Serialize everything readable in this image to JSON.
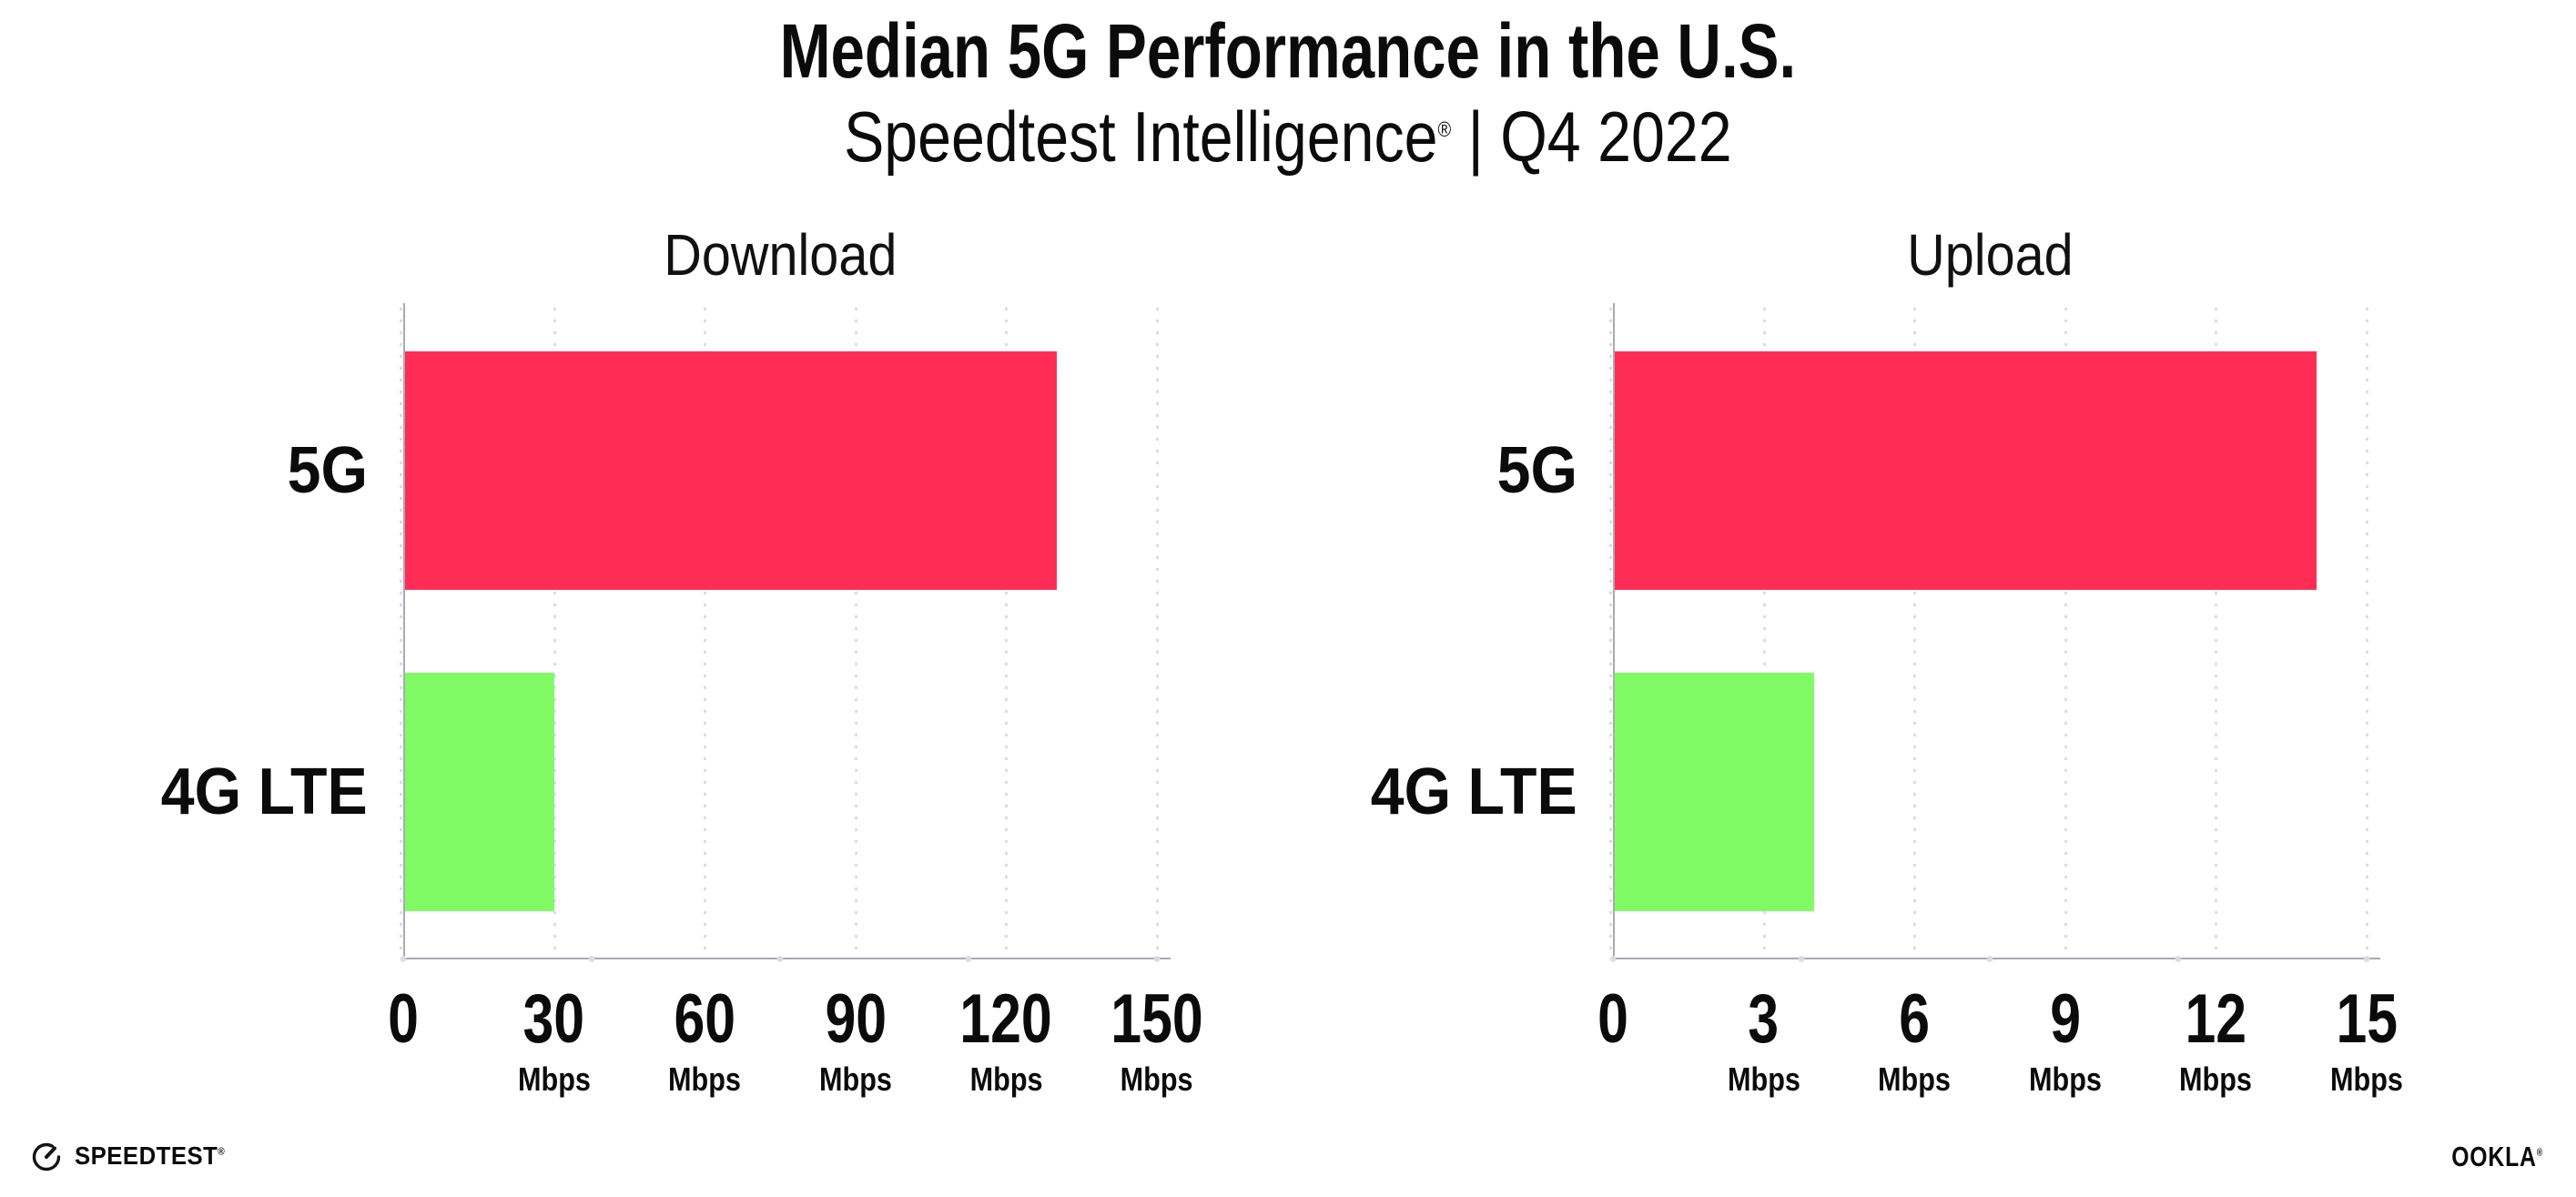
{
  "header": {
    "title": "Median 5G Performance in the U.S.",
    "subtitle_brand": "Speedtest Intelligence",
    "subtitle_reg": "®",
    "subtitle_rest": " | Q4 2022"
  },
  "charts": [
    {
      "title": "Download",
      "categories": [
        {
          "label": "5G"
        },
        {
          "label": "4G LTE"
        }
      ],
      "ticks": [
        {
          "num": "0",
          "unit": ""
        },
        {
          "num": "30",
          "unit": "Mbps"
        },
        {
          "num": "60",
          "unit": "Mbps"
        },
        {
          "num": "90",
          "unit": "Mbps"
        },
        {
          "num": "120",
          "unit": "Mbps"
        },
        {
          "num": "150",
          "unit": "Mbps"
        }
      ]
    },
    {
      "title": "Upload",
      "categories": [
        {
          "label": "5G"
        },
        {
          "label": "4G LTE"
        }
      ],
      "ticks": [
        {
          "num": "0",
          "unit": ""
        },
        {
          "num": "3",
          "unit": "Mbps"
        },
        {
          "num": "6",
          "unit": "Mbps"
        },
        {
          "num": "9",
          "unit": "Mbps"
        },
        {
          "num": "12",
          "unit": "Mbps"
        },
        {
          "num": "15",
          "unit": "Mbps"
        }
      ]
    }
  ],
  "chart_data": [
    {
      "type": "bar",
      "orientation": "horizontal",
      "title": "Download",
      "categories": [
        "5G",
        "4G LTE"
      ],
      "values": [
        130,
        30
      ],
      "unit": "Mbps",
      "xlim": [
        0,
        150
      ],
      "xticks": [
        0,
        30,
        60,
        90,
        120,
        150
      ],
      "bar_colors": [
        "#FF2D55",
        "#80FB66"
      ],
      "grid": "dotted-vertical",
      "legend": "none"
    },
    {
      "type": "bar",
      "orientation": "horizontal",
      "title": "Upload",
      "categories": [
        "5G",
        "4G LTE"
      ],
      "values": [
        14,
        4
      ],
      "unit": "Mbps",
      "xlim": [
        0,
        15
      ],
      "xticks": [
        0,
        3,
        6,
        9,
        12,
        15
      ],
      "bar_colors": [
        "#FF2D55",
        "#80FB66"
      ],
      "grid": "dotted-vertical",
      "legend": "none"
    }
  ],
  "footer": {
    "speedtest_label": "SPEEDTEST",
    "speedtest_reg": "®",
    "ookla_label": "OOKLA",
    "ookla_reg": "®"
  },
  "colors": {
    "bar-5g": "#FF2D55",
    "bar-4g": "#80FB66",
    "axis": "#A9A9B2",
    "grid-dot": "#D9DBE6",
    "text": "#0B0B0C",
    "background": "#FFFFFF"
  }
}
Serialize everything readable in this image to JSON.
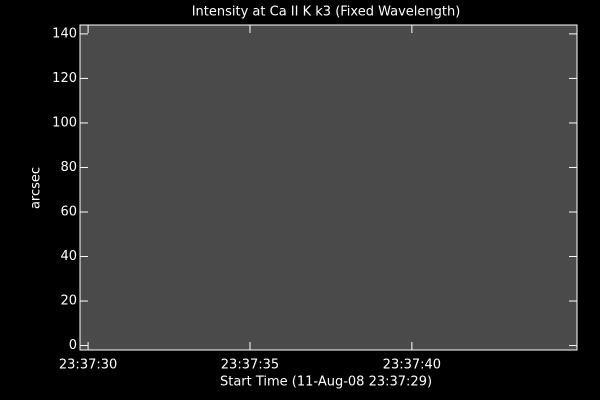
{
  "chart_data": {
    "type": "image",
    "title": "Intensity at Ca II K k3 (Fixed Wavelength)",
    "x_label": "Start Time (11-Aug-08 23:37:29)",
    "y_label": "arcsec",
    "xlim": [
      "23:37:29.75",
      "23:37:45.1"
    ],
    "xticks": [
      "23:37:30",
      "23:37:35",
      "23:37:40"
    ],
    "ylim": [
      -2,
      144
    ],
    "yticks": [
      0,
      20,
      40,
      60,
      80,
      100,
      120,
      140
    ],
    "color": "#4a4a4a"
  }
}
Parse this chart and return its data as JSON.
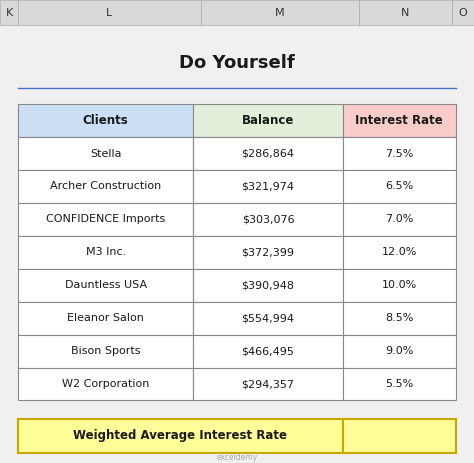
{
  "title": "Do Yourself",
  "headers": [
    "Clients",
    "Balance",
    "Interest Rate"
  ],
  "rows": [
    [
      "Stella",
      "$286,864",
      "7.5%"
    ],
    [
      "Archer Construction",
      "$321,974",
      "6.5%"
    ],
    [
      "CONFIDENCE Imports",
      "$303,076",
      "7.0%"
    ],
    [
      "M3 Inc.",
      "$372,399",
      "12.0%"
    ],
    [
      "Dauntless USA",
      "$390,948",
      "10.0%"
    ],
    [
      "Eleanor Salon",
      "$554,994",
      "8.5%"
    ],
    [
      "Bison Sports",
      "$466,495",
      "9.0%"
    ],
    [
      "W2 Corporation",
      "$294,357",
      "5.5%"
    ]
  ],
  "footer_label": "Weighted Average Interest Rate",
  "footer_value": "",
  "col_header_colors": [
    "#cce0f5",
    "#e2efda",
    "#f9cccc"
  ],
  "footer_bg": "#ffff99",
  "excel_header_bg": "#d9d9d9",
  "excel_col_letters": [
    "K",
    "L",
    "M",
    "N",
    "O"
  ],
  "title_line_color": "#4472c4",
  "fig_bg": "#f0f0f0",
  "table_border_color": "#888888",
  "footer_border_color": "#c8a800"
}
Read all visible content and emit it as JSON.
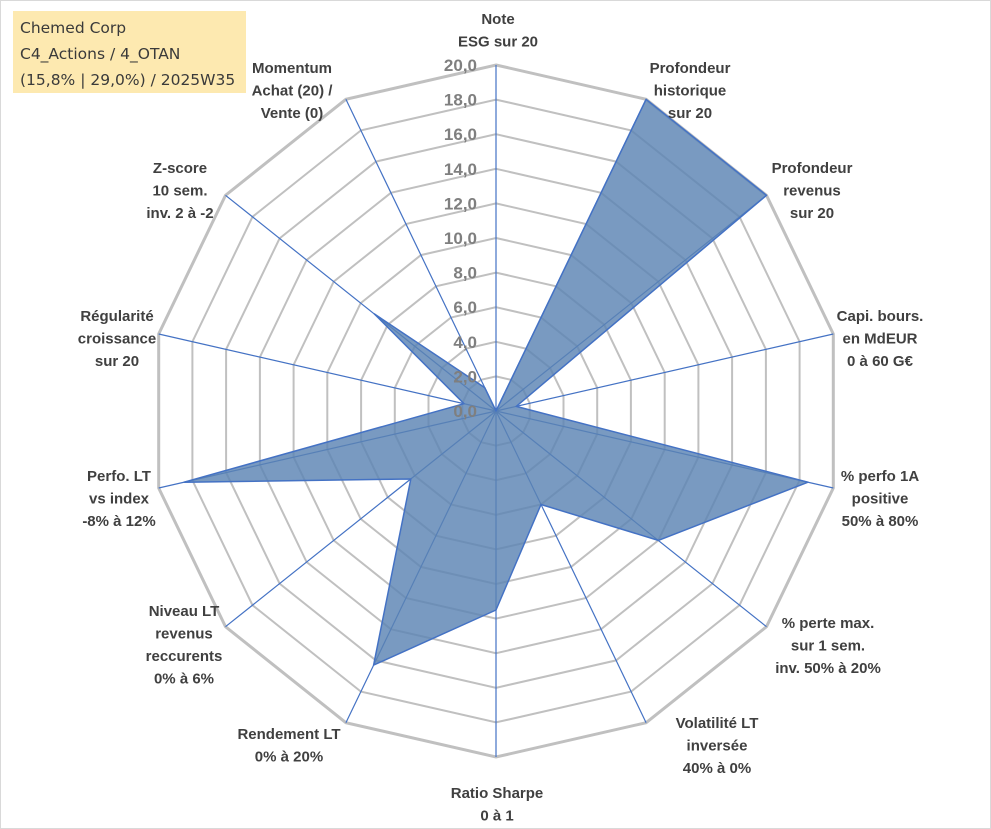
{
  "header": {
    "company": "Chemed Corp",
    "category": "C4_Actions / 4_OTAN",
    "period": "(15,8% | 29,0%) / 2025W35"
  },
  "colors": {
    "grid": "#c0c0c0",
    "spoke": "#4472c4",
    "fill": "#5b84b3",
    "stroke": "#4472c4",
    "info_box": "#fde9b0"
  },
  "chart_data": {
    "type": "radar",
    "rmin": 0,
    "rmax": 20,
    "tick_step": 2,
    "tick_labels": [
      "0,0",
      "2,0",
      "4,0",
      "6,0",
      "8,0",
      "10,0",
      "12,0",
      "14,0",
      "16,0",
      "18,0",
      "20,0"
    ],
    "grid": true,
    "legend": "none",
    "axes": [
      {
        "label": [
          "Note",
          "ESG sur 20"
        ],
        "value": 0
      },
      {
        "label": [
          "Profondeur",
          "historique",
          "sur 20"
        ],
        "value": 20
      },
      {
        "label": [
          "Profondeur",
          "revenus",
          "sur 20"
        ],
        "value": 20
      },
      {
        "label": [
          "Capi. bours.",
          "en MdEUR",
          "0 à 60 G€"
        ],
        "value": 1.2
      },
      {
        "label": [
          "% perfo 1A",
          "positive",
          "50% à 80%"
        ],
        "value": 18.5
      },
      {
        "label": [
          "% perte max.",
          "sur 1 sem.",
          "inv. 50% à 20%"
        ],
        "value": 12
      },
      {
        "label": [
          "Volatilité LT",
          "inversée",
          "40% à 0%"
        ],
        "value": 6
      },
      {
        "label": [
          "Ratio Sharpe",
          "0 à 1"
        ],
        "value": 11.5
      },
      {
        "label": [
          "Rendement LT",
          "0% à 20%"
        ],
        "value": 16.3
      },
      {
        "label": [
          "Niveau LT",
          "revenus",
          "reccurents",
          "0% à 6%"
        ],
        "value": 6.3
      },
      {
        "label": [
          "Perfo. LT",
          "vs index",
          "-8% à 12%"
        ],
        "value": 18.5
      },
      {
        "label": [
          "Régularité",
          "croissance",
          "sur 20"
        ],
        "value": 1.9
      },
      {
        "label": [
          "Z-score",
          "10 sem.",
          "inv. 2 à -2"
        ],
        "value": 9
      },
      {
        "label": [
          "Momentum",
          "Achat (20) /",
          "Vente (0)"
        ],
        "value": 1.5
      }
    ]
  }
}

* * * * * * *

Work to be completed – Keep the pictures out and write out the records exactly.

Worked solution –
Serialize everything readable in this image to JSON.
{
  "header": {
    "title": "Median 5G Performance in the U.S.",
    "subtitle_brand": "Speedtest Intelligence",
    "subtitle_reg": "®",
    "subtitle_rest": " | Q4 2022"
  },
  "charts": [
    {
      "title": "Download",
      "categories": [
        {
          "label": "5G"
        },
        {
          "label": "4G LTE"
        }
      ],
      "ticks": [
        {
          "num": "0",
          "unit": ""
        },
        {
          "num": "30",
          "unit": "Mbps"
        },
        {
          "num": "60",
          "unit": "Mbps"
        },
        {
          "num": "90",
          "unit": "Mbps"
        },
        {
          "num": "120",
          "unit": "Mbps"
        },
        {
          "num": "150",
          "unit": "Mbps"
        }
      ]
    },
    {
      "title": "Upload",
      "categories": [
        {
          "label": "5G"
        },
        {
          "label": "4G LTE"
        }
      ],
      "ticks": [
        {
          "num": "0",
          "unit": ""
        },
        {
          "num": "3",
          "unit": "Mbps"
        },
        {
          "num": "6",
          "unit": "Mbps"
        },
        {
          "num": "9",
          "unit": "Mbps"
        },
        {
          "num": "12",
          "unit": "Mbps"
        },
        {
          "num": "15",
          "unit": "Mbps"
        }
      ]
    }
  ],
  "chart_data": [
    {
      "type": "bar",
      "orientation": "horizontal",
      "title": "Download",
      "categories": [
        "5G",
        "4G LTE"
      ],
      "values": [
        130,
        30
      ],
      "unit": "Mbps",
      "xlim": [
        0,
        150
      ],
      "xticks": [
        0,
        30,
        60,
        90,
        120,
        150
      ],
      "bar_colors": [
        "#FF2D55",
        "#80FB66"
      ],
      "grid": "dotted-vertical",
      "legend": "none"
    },
    {
      "type": "bar",
      "orientation": "horizontal",
      "title": "Upload",
      "categories": [
        "5G",
        "4G LTE"
      ],
      "values": [
        14,
        4
      ],
      "unit": "Mbps",
      "xlim": [
        0,
        15
      ],
      "xticks": [
        0,
        3,
        6,
        9,
        12,
        15
      ],
      "bar_colors": [
        "#FF2D55",
        "#80FB66"
      ],
      "grid": "dotted-vertical",
      "legend": "none"
    }
  ],
  "footer": {
    "speedtest_label": "SPEEDTEST",
    "speedtest_reg": "®",
    "ookla_label": "OOKLA",
    "ookla_reg": "®"
  },
  "colors": {
    "bar-5g": "#FF2D55",
    "bar-4g": "#80FB66",
    "axis": "#A9A9B2",
    "grid-dot": "#D9DBE6",
    "text": "#0B0B0C",
    "background": "#FFFFFF"
  }
}
Serialize everything readable in this image to JSON.
{
  "chart_data": {
    "type": "image",
    "title": "Intensity at Ca II K k3 (Fixed Wavelength)",
    "x_label": "Start Time (11-Aug-08 23:37:29)",
    "y_label": "arcsec",
    "xlim": [
      "23:37:29.75",
      "23:37:45.1"
    ],
    "xticks": [
      "23:37:30",
      "23:37:35",
      "23:37:40"
    ],
    "ylim": [
      -2,
      144
    ],
    "yticks": [
      0,
      20,
      40,
      60,
      80,
      100,
      120,
      140
    ],
    "color": "#4a4a4a"
  }
}
Parse this chart and return its data as JSON.
{
  "title": "Do Yourself",
  "headers": [
    "Clients",
    "Balance",
    "Interest Rate"
  ],
  "rows": [
    [
      "Stella",
      "$286,864",
      "7.5%"
    ],
    [
      "Archer Construction",
      "$321,974",
      "6.5%"
    ],
    [
      "CONFIDENCE Imports",
      "$303,076",
      "7.0%"
    ],
    [
      "M3 Inc.",
      "$372,399",
      "12.0%"
    ],
    [
      "Dauntless USA",
      "$390,948",
      "10.0%"
    ],
    [
      "Eleanor Salon",
      "$554,994",
      "8.5%"
    ],
    [
      "Bison Sports",
      "$466,495",
      "9.0%"
    ],
    [
      "W2 Corporation",
      "$294,357",
      "5.5%"
    ]
  ],
  "footer_label": "Weighted Average Interest Rate",
  "footer_value": "",
  "col_header_colors": [
    "#cce0f5",
    "#e2efda",
    "#f9cccc"
  ],
  "footer_bg": "#ffff99",
  "excel_header_bg": "#d9d9d9",
  "excel_col_letters": [
    "K",
    "L",
    "M",
    "N",
    "O"
  ],
  "title_line_color": "#4472c4",
  "fig_bg": "#f0f0f0",
  "table_border_color": "#888888",
  "footer_border_color": "#c8a800"
}
Read all visible content and emit it as JSON.
{
  "header": {
    "company": "Chemed Corp",
    "category": "C4_Actions / 4_OTAN",
    "period": "(15,8% | 29,0%) / 2025W35"
  },
  "colors": {
    "grid": "#c0c0c0",
    "spoke": "#4472c4",
    "fill": "#5b84b3",
    "stroke": "#4472c4",
    "info_box": "#fde9b0"
  },
  "chart_data": {
    "type": "radar",
    "rmin": 0,
    "rmax": 20,
    "tick_step": 2,
    "tick_labels": [
      "0,0",
      "2,0",
      "4,0",
      "6,0",
      "8,0",
      "10,0",
      "12,0",
      "14,0",
      "16,0",
      "18,0",
      "20,0"
    ],
    "grid": true,
    "legend": "none",
    "axes": [
      {
        "label": [
          "Note",
          "ESG sur 20"
        ],
        "value": 0
      },
      {
        "label": [
          "Profondeur",
          "historique",
          "sur 20"
        ],
        "value": 20
      },
      {
        "label": [
          "Profondeur",
          "revenus",
          "sur 20"
        ],
        "value": 20
      },
      {
        "label": [
          "Capi. bours.",
          "en MdEUR",
          "0 à 60 G€"
        ],
        "value": 1.2
      },
      {
        "label": [
          "% perfo 1A",
          "positive",
          "50% à 80%"
        ],
        "value": 18.5
      },
      {
        "label": [
          "% perte max.",
          "sur 1 sem.",
          "inv. 50% à 20%"
        ],
        "value": 12
      },
      {
        "label": [
          "Volatilité LT",
          "inversée",
          "40% à 0%"
        ],
        "value": 6
      },
      {
        "label": [
          "Ratio Sharpe",
          "0 à 1"
        ],
        "value": 11.5
      },
      {
        "label": [
          "Rendement LT",
          "0% à 20%"
        ],
        "value": 16.3
      },
      {
        "label": [
          "Niveau LT",
          "revenus",
          "reccurents",
          "0% à 6%"
        ],
        "value": 6.3
      },
      {
        "label": [
          "Perfo. LT",
          "vs index",
          "-8% à 12%"
        ],
        "value": 18.5
      },
      {
        "label": [
          "Régularité",
          "croissance",
          "sur 20"
        ],
        "value": 1.9
      },
      {
        "label": [
          "Z-score",
          "10 sem.",
          "inv. 2 à -2"
        ],
        "value": 9
      },
      {
        "label": [
          "Momentum",
          "Achat (20) /",
          "Vente (0)"
        ],
        "value": 1.5
      }
    ]
  }
}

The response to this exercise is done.